§ Prompt: List each line of the data in which the string "document" appears.

■ ■ ■

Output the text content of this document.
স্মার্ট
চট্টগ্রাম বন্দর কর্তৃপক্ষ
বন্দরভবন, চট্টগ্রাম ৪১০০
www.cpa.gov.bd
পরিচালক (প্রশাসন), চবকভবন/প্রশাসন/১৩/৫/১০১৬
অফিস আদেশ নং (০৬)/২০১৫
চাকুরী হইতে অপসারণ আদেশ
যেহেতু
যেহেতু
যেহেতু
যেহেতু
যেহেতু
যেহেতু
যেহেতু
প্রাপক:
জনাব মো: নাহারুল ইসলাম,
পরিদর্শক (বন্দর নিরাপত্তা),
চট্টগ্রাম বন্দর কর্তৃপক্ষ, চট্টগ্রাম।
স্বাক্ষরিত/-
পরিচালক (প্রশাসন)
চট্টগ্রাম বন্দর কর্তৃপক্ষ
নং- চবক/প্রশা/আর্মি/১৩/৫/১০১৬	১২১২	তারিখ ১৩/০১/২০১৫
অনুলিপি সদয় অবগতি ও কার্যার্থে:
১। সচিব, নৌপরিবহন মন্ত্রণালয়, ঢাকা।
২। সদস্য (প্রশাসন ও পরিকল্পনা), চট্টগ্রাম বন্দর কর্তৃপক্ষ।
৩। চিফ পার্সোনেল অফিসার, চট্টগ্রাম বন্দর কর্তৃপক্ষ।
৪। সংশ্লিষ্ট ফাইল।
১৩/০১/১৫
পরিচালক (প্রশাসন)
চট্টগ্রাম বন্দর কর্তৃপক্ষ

■ ■ ■

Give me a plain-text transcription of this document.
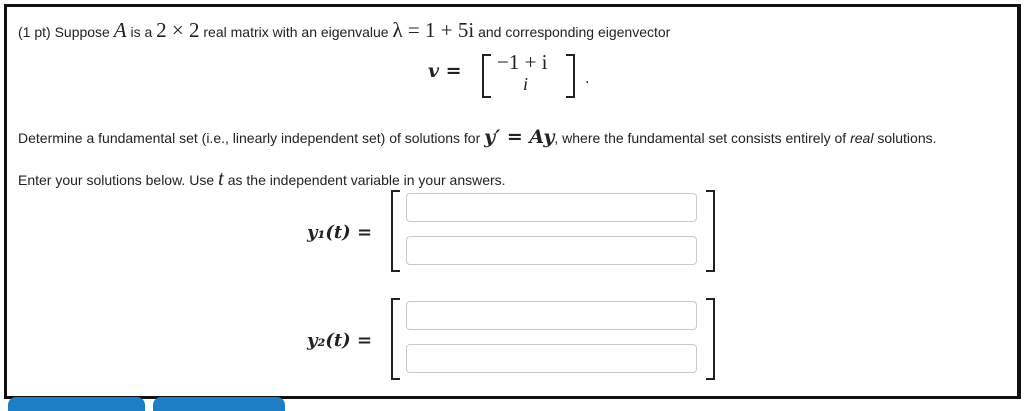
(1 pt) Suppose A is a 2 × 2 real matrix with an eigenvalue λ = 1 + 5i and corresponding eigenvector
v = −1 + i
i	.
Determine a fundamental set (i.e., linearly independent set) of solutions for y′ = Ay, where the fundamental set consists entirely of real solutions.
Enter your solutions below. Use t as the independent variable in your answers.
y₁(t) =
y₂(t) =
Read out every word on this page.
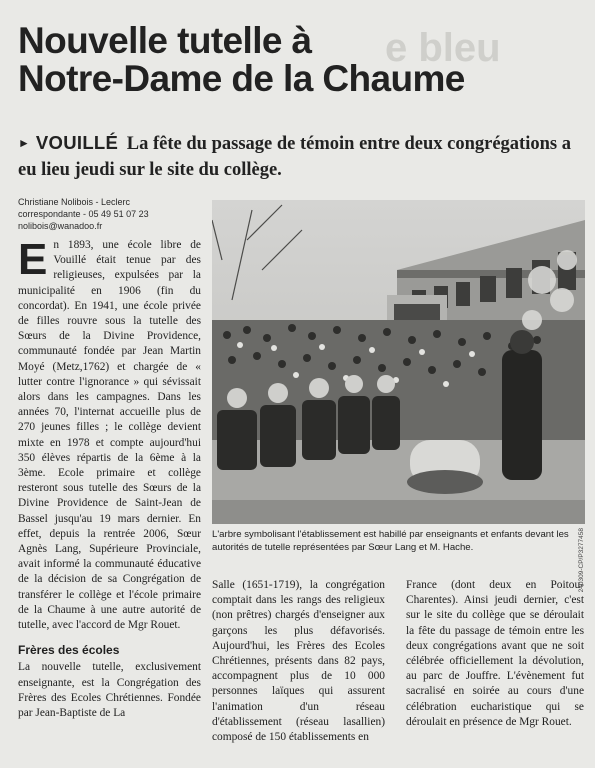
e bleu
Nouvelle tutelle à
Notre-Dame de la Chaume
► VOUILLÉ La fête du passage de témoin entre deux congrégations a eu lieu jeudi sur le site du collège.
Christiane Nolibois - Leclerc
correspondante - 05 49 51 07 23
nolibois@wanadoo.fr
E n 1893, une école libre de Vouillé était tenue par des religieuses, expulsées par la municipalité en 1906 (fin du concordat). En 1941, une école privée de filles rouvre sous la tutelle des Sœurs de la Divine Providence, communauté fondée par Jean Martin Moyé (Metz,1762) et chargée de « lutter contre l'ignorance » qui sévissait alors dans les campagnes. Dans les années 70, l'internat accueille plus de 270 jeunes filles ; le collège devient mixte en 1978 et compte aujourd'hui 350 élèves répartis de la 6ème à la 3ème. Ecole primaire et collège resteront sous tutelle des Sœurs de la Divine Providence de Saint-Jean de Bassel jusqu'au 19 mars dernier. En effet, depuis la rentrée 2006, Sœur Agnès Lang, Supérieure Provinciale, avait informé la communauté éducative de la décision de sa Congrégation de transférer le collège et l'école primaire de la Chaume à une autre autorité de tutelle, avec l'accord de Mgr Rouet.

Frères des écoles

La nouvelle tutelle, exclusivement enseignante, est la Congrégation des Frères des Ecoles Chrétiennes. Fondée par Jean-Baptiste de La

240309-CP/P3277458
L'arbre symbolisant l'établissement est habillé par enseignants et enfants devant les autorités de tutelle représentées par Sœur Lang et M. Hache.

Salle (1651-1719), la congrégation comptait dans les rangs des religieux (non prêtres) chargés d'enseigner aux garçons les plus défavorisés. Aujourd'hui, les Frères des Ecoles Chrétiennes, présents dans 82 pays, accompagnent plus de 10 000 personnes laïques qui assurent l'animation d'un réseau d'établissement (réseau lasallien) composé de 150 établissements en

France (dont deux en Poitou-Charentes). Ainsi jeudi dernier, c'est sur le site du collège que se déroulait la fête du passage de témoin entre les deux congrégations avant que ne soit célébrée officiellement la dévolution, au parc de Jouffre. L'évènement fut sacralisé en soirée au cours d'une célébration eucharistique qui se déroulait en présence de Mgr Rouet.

■ ■ ■

§ Problem solution:
Output the text content of this document.
Give me a plain-text transcription of this document.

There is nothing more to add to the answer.